>> Begin

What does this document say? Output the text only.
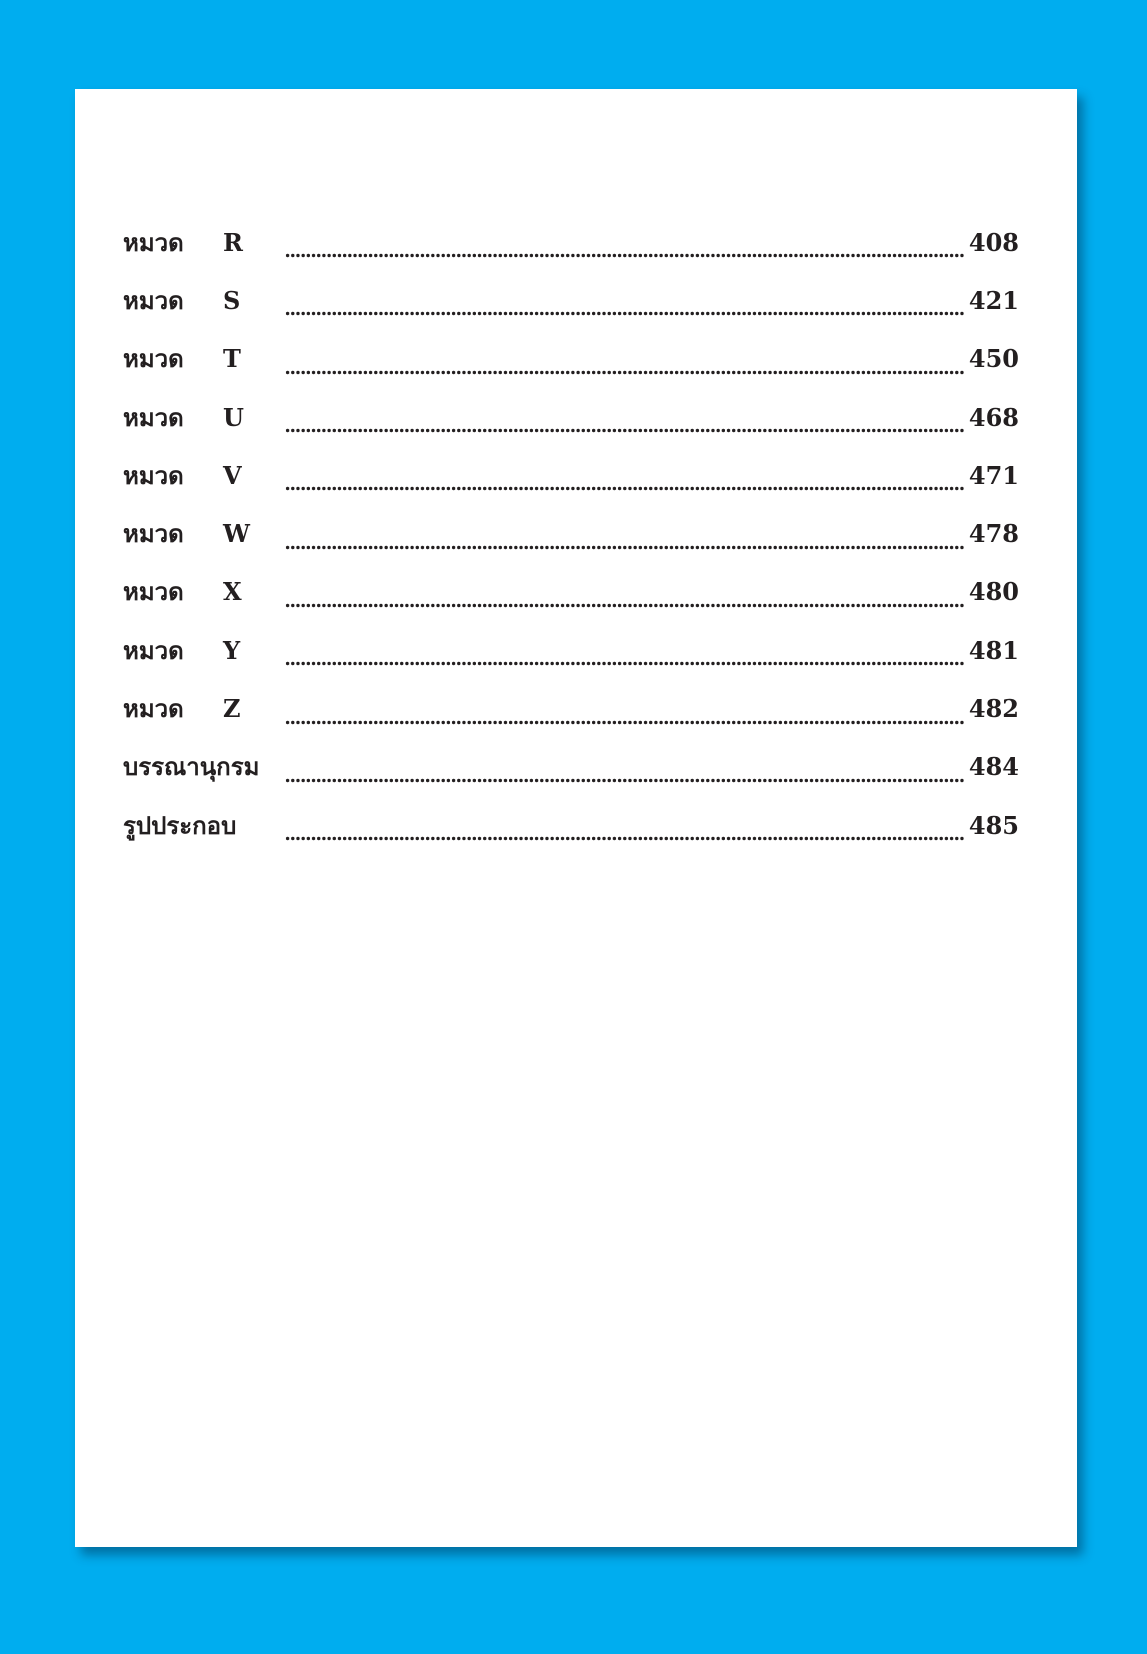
หมวด	R	408
หมวด	S	421
หมวด	T	450
หมวด	U	468
หมวด	V	471
หมวด	W	478
หมวด	X	480
หมวด	Y	481
หมวด	Z	482
บรรณานุกรม	484
รูปประกอบ	485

>> End

Objective: Set the listing down in full and exactly. Pictures within it should not appear in the copy.

Result below:
What does this document say? Output the text only.
หมวด	R	408
หมวด	S	421
หมวด	T	450
หมวด	U	468
หมวด	V	471
หมวด	W	478
หมวด	X	480
หมวด	Y	481
หมวด	Z	482
บรรณานุกรม	484
รูปประกอบ	485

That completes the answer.